> _TASK PROMPT_
Identify the lines that contain the word "image", then copy them.

> _RECORDS_
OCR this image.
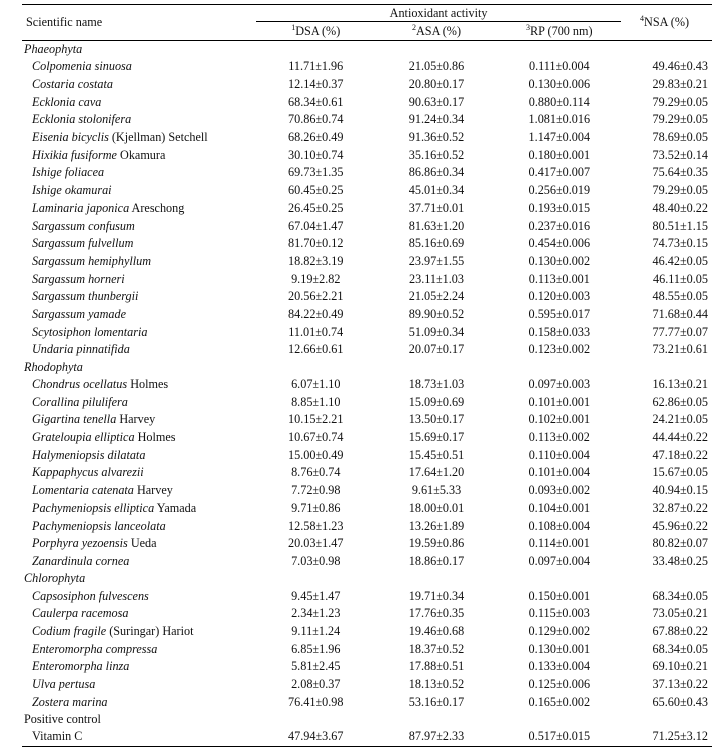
Scientific name	Antioxidant activity			$^4$NSA (%)
	$^1$DSA (%)	$^2$ASA (%)	$^3$RP (700 nm)	
Phaeophyta				
Colpomenia sinuosa	11.71±1.96	21.05±0.86	0.111±0.004	49.46±0.43
Costaria costata	12.14±0.37	20.80±0.17	0.130±0.006	29.83±0.21
Ecklonia cava	68.34±0.61	90.63±0.17	0.880±0.114	79.29±0.05
Ecklonia stolonifera	70.86±0.74	91.24±0.34	1.081±0.016	79.29±0.05
Eisenia bicyclis (Kjellman) Setchell	68.26±0.49	91.36±0.52	1.147±0.004	78.69±0.05
Hixikia fusiforme Okamura	30.10±0.74	35.16±0.52	0.180±0.001	73.52±0.14
Ishige foliacea	69.73±1.35	86.86±0.34	0.417±0.007	75.64±0.35
Ishige okamurai	60.45±0.25	45.01±0.34	0.256±0.019	79.29±0.05
Laminaria japonica Areschong	26.45±0.25	37.71±0.01	0.193±0.015	48.40±0.22
Sargassum confusum	67.04±1.47	81.63±1.20	0.237±0.016	80.51±1.15
Sargassum fulvellum	81.70±0.12	85.16±0.69	0.454±0.006	74.73±0.15
Sargassum hemiphyllum	18.82±3.19	23.97±1.55	0.130±0.002	46.42±0.05
Sargassum horneri	9.19±2.82	23.11±1.03	0.113±0.001	46.11±0.05
Sargassum thunbergii	20.56±2.21	21.05±2.24	0.120±0.003	48.55±0.05
Sargassum yamade	84.22±0.49	89.90±0.52	0.595±0.017	71.68±0.44
Scytosiphon lomentaria	11.01±0.74	51.09±0.34	0.158±0.033	77.77±0.07
Undaria pinnatifida	12.66±0.61	20.07±0.17	0.123±0.002	73.21±0.61
Rhodophyta				
Chondrus ocellatus Holmes	6.07±1.10	18.73±1.03	0.097±0.003	16.13±0.21
Corallina pilulifera	8.85±1.10	15.09±0.69	0.101±0.001	62.86±0.05
Gigartina tenella Harvey	10.15±2.21	13.50±0.17	0.102±0.001	24.21±0.05
Grateloupia elliptica Holmes	10.67±0.74	15.69±0.17	0.113±0.002	44.44±0.22
Halymeniopsis dilatata	15.00±0.49	15.45±0.51	0.110±0.004	47.18±0.22
Kappaphycus alvarezii	8.76±0.74	17.64±1.20	0.101±0.004	15.67±0.05
Lomentaria catenata Harvey	7.72±0.98	9.61±5.33	0.093±0.002	40.94±0.15
Pachymeniopsis elliptica Yamada	9.71±0.86	18.00±0.01	0.104±0.001	32.87±0.22
Pachymeniopsis lanceolata	12.58±1.23	13.26±1.89	0.108±0.004	45.96±0.22
Porphyra yezoensis Ueda	20.03±1.47	19.59±0.86	0.114±0.001	80.82±0.07
Zanardinula cornea	7.03±0.98	18.86±0.17	0.097±0.004	33.48±0.25
Chlorophyta				
Capsosiphon fulvescens	9.45±1.47	19.71±0.34	0.150±0.001	68.34±0.05
Caulerpa racemosa	2.34±1.23	17.76±0.35	0.115±0.003	73.05±0.21
Codium fragile (Suringar) Hariot	9.11±1.24	19.46±0.68	0.129±0.002	67.88±0.22
Enteromorpha compressa	6.85±1.96	18.37±0.52	0.130±0.001	68.34±0.05
Enteromorpha linza	5.81±2.45	17.88±0.51	0.133±0.004	69.10±0.21
Ulva pertusa	2.08±0.37	18.13±0.52	0.125±0.006	37.13±0.22
Zostera marina	76.41±0.98	53.16±0.17	0.165±0.002	65.60±0.43
Positive control				
Vitamin C	47.94±3.67	87.97±2.33	0.517±0.015	71.25±3.12
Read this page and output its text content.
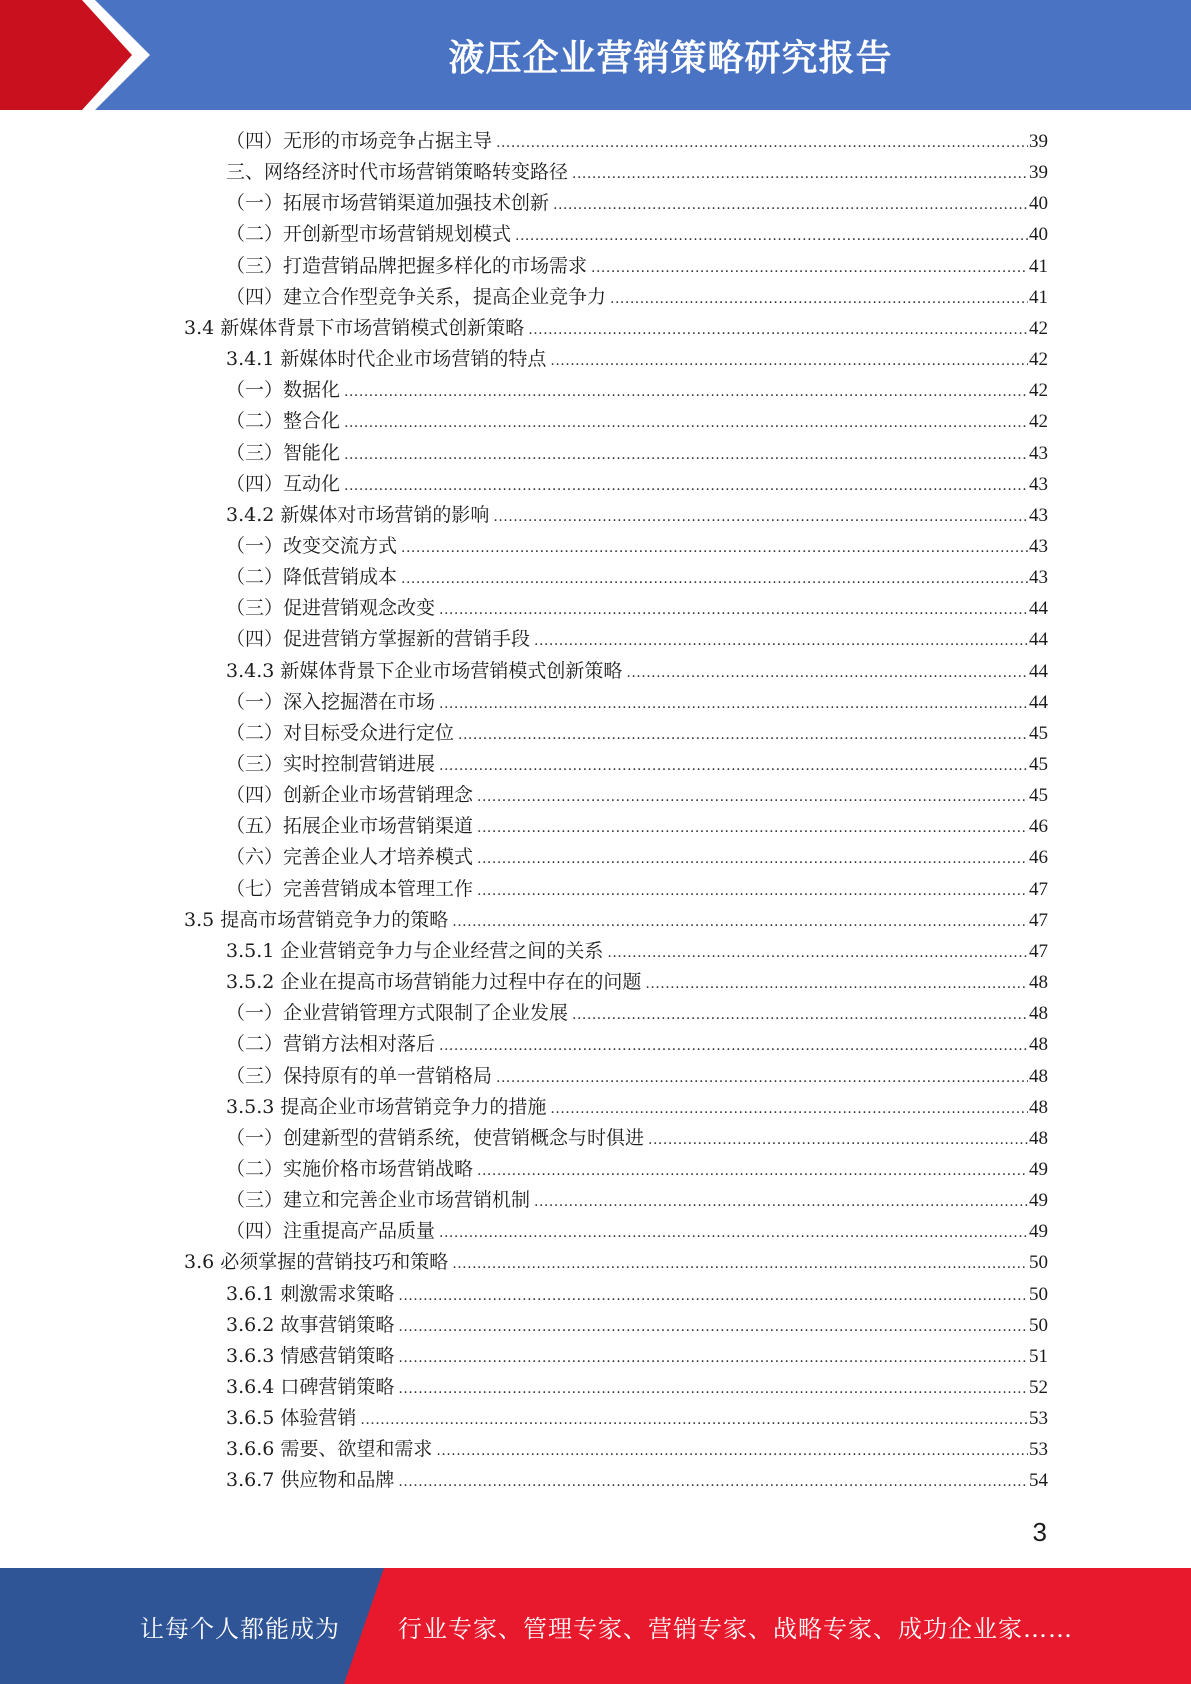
液压企业营销策略研究报告
（四）无形的市场竞争占据主导 .....	39
三、网络经济时代市场营销策略转变路径 .....	39
（一）拓展市场营销渠道加强技术创新 .....	40
（二）开创新型市场营销规划模式 .....	40
（三）打造营销品牌把握多样化的市场需求 .....	41
（四）建立合作型竞争关系，提高企业竞争力 .....	41
3.4 新媒体背景下市场营销模式创新策略 .....	42
3.4.1 新媒体时代企业市场营销的特点 .....	42
（一）数据化 .....	42
（二）整合化 .....	42
（三）智能化 .....	43
（四）互动化 .....	43
3.4.2 新媒体对市场营销的影响 .....	43
（一）改变交流方式 .....	43
（二）降低营销成本 .....	43
（三）促进营销观念改变 .....	44
（四）促进营销方掌握新的营销手段 .....	44
3.4.3 新媒体背景下企业市场营销模式创新策略 .....	44
（一）深入挖掘潜在市场 .....	44
（二）对目标受众进行定位 .....	45
（三）实时控制营销进展 .....	45
（四）创新企业市场营销理念 .....	45
（五）拓展企业市场营销渠道 .....	46
（六）完善企业人才培养模式 .....	46
（七）完善营销成本管理工作 .....	47
3.5 提高市场营销竞争力的策略 .....	47
3.5.1 企业营销竞争力与企业经营之间的关系 .....	47
3.5.2 企业在提高市场营销能力过程中存在的问题 .....	48
（一）企业营销管理方式限制了企业发展 .....	48
（二）营销方法相对落后 .....	48
（三）保持原有的单一营销格局 .....	48
3.5.3 提高企业市场营销竞争力的措施 .....	48
（一）创建新型的营销系统，使营销概念与时俱进 .....	48
（二）实施价格市场营销战略 .....	49
（三）建立和完善企业市场营销机制 .....	49
（四）注重提高产品质量 .....	49
3.6 必须掌握的营销技巧和策略 .....	50
3.6.1 刺激需求策略 .....	50
3.6.2 故事营销策略 .....	50
3.6.3 情感营销策略 .....	51
3.6.4 口碑营销策略 .....	52
3.6.5 体验营销 .....	53
3.6.6 需要、欲望和需求 .....	53
3.6.7 供应物和品牌 .....	54
3
让每个人都能成为 行业专家、管理专家、营销专家、战略专家、成功企业家……
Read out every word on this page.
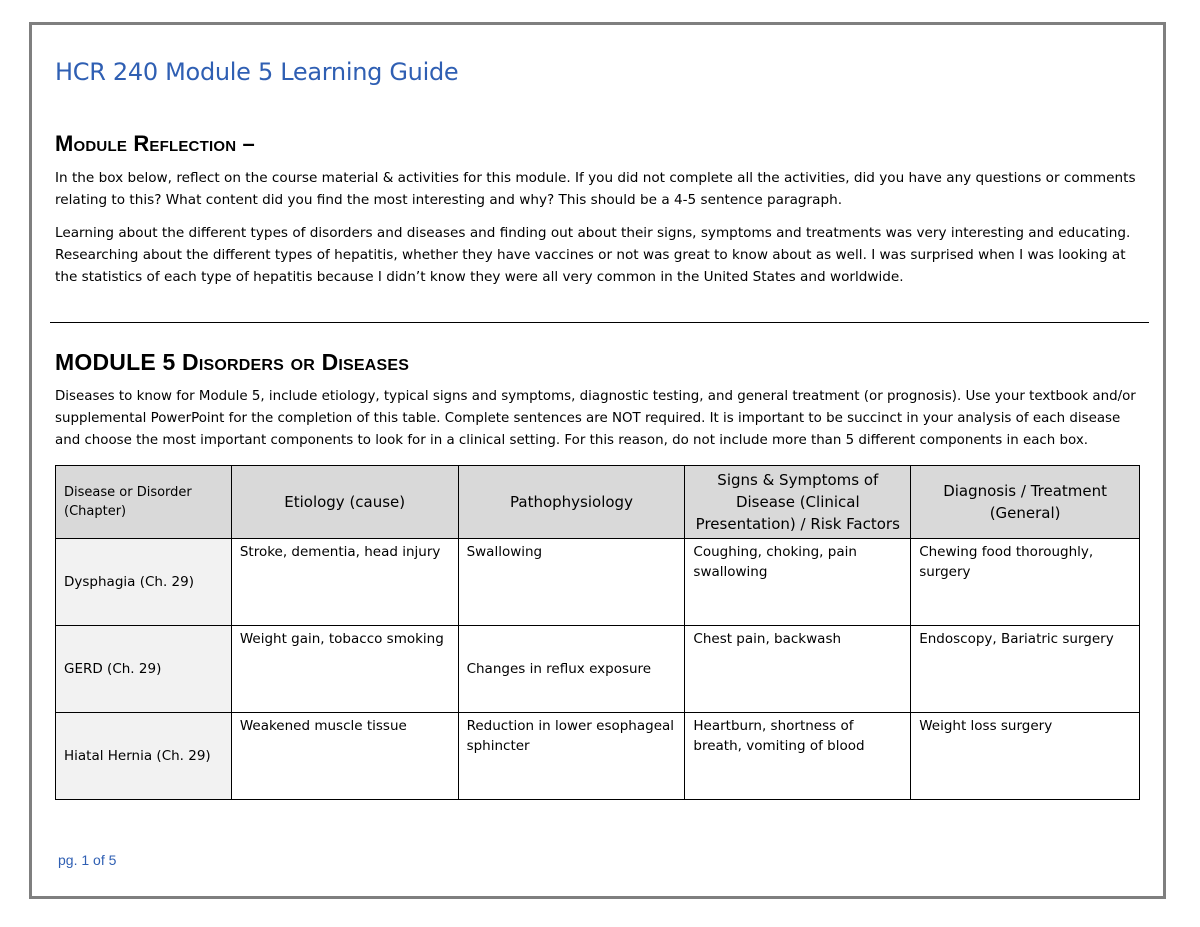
HCR 240 Module 5 Learning Guide
Module Reflection –

In the box below, reflect on the course material & activities for this module. If you did not complete all the activities, did you have any questions or comments relating to this? What content did you find the most interesting and why? This should be a 4-5 sentence paragraph.

Learning about the different types of disorders and diseases and finding out about their signs, symptoms and treatments was very interesting and educating. Researching about the different types of hepatitis, whether they have vaccines or not was great to know about as well. I was surprised when I was looking at the statistics of each type of hepatitis because I didn’t know they were all very common in the United States and worldwide.

MODULE 5 Disorders or Diseases

Diseases to know for Module 5, include etiology, typical signs and symptoms, diagnostic testing, and general treatment (or prognosis). Use your textbook and/or supplemental PowerPoint for the completion of this table. Complete sentences are NOT required. It is important to be succinct in your analysis of each disease and choose the most important components to look for in a clinical setting. For this reason, do not include more than 5 different components in each box.

Disease or Disorder (Chapter)	Etiology (cause)	Pathophysiology	Signs & Symptoms of Disease (Clinical Presentation) / Risk Factors	Diagnosis / Treatment (General)
Dysphagia (Ch. 29)	Stroke, dementia, head injury	Swallowing	Coughing, choking, pain swallowing	Chewing food thoroughly, surgery
GERD (Ch. 29)	Weight gain, tobacco smoking	Changes in reflux exposure	Chest pain, backwash	Endoscopy, Bariatric surgery
Hiatal Hernia (Ch. 29)	Weakened muscle tissue	Reduction in lower esophageal sphincter	Heartburn, shortness of breath, vomiting of blood	Weight loss surgery
pg. 1 of 5
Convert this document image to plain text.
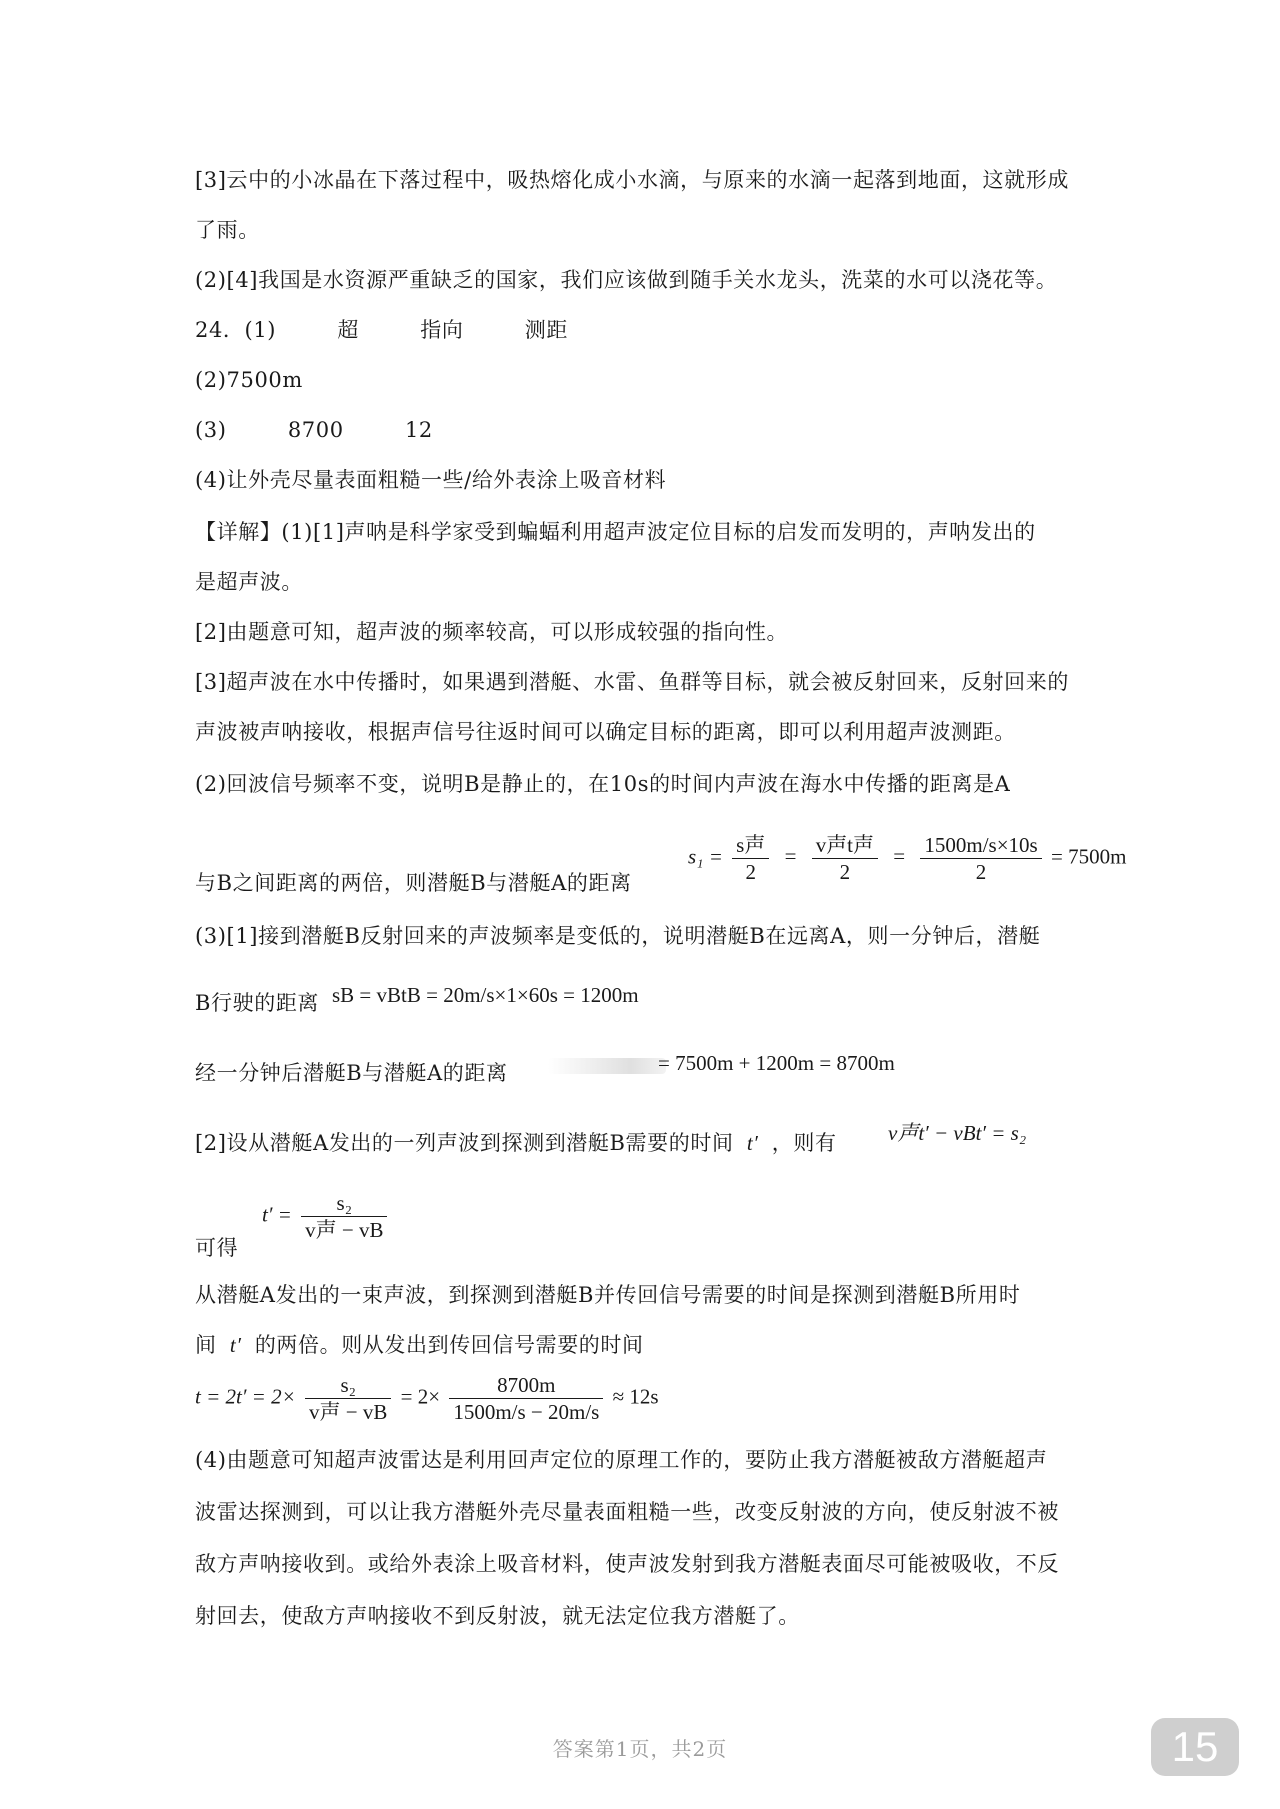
[3]云中的小冰晶在下落过程中，吸热熔化成小水滴，与原来的水滴一起落到地面，这就形成
了雨。
(2)[4]我国是水资源严重缺乏的国家，我们应该做到随手关水龙头，洗菜的水可以浇花等。
24．(1)	超	指向	测距
(2)7500m
(3)	8700	12
(4)让外壳尽量表面粗糙一些/给外表涂上吸音材料
【详解】(1)[1]声呐是科学家受到蝙蝠利用超声波定位目标的启发而发明的，声呐发出的
是超声波。
[2]由题意可知，超声波的频率较高，可以形成较强的指向性。
[3]超声波在水中传播时，如果遇到潜艇、水雷、鱼群等目标，就会被反射回来，反射回来的
声波被声呐接收，根据声信号往返时间可以确定目标的距离，即可以利用超声波测距。
(2)回波信号频率不变，说明B是静止的，在10s的时间内声波在海水中传播的距离是A
与B之间距离的两倍，则潜艇B与潜艇A的距离
$s_1 = \frac{\text{s声}}{2} = \frac{\text{v声t声}}{2} = \frac{1500m/s\times 10s}{2} = 7500m$
(3)[1]接到潜艇B反射回来的声波频率是变低的，说明潜艇B在远离A，则一分钟后，潜艇
B行驶的距离 sB = vBtB = 20m/s×1×60s = 1200m
经一分钟后潜艇B与潜艇A的距离	= 7500m + 1200m = 8700m
[2]设从潜艇A发出的一列声波到探测到潜艇B需要的时间 t′ ，则有 v声t′ − vBt′ = s₂
可得
$t' = \frac{\text{s₂}}{\text{v声 − vB}}$
从潜艇A发出的一束声波，到探测到潜艇B并传回信号需要的时间是探测到潜艇B所用时
间 t′ 的两倍。则从发出到传回信号需要的时间
$t = 2t' = 2\times \frac{\text{s₂}}{\text{v声 − vB}} = 2\times \frac{8700m}{1500m/s - 20m/s} \approx 12s$
(4)由题意可知超声波雷达是利用回声定位的原理工作的，要防止我方潜艇被敌方潜艇超声
波雷达探测到，可以让我方潜艇外壳尽量表面粗糙一些，改变反射波的方向，使反射波不被
敌方声呐接收到。或给外表涂上吸音材料，使声波发射到我方潜艇表面尽可能被吸收，不反
射回去，使敌方声呐接收不到反射波，就无法定位我方潜艇了。
答案第1页，共2页	15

> _EXERCISE ANSWER_
OCR this image.
Convert this document image to plain text.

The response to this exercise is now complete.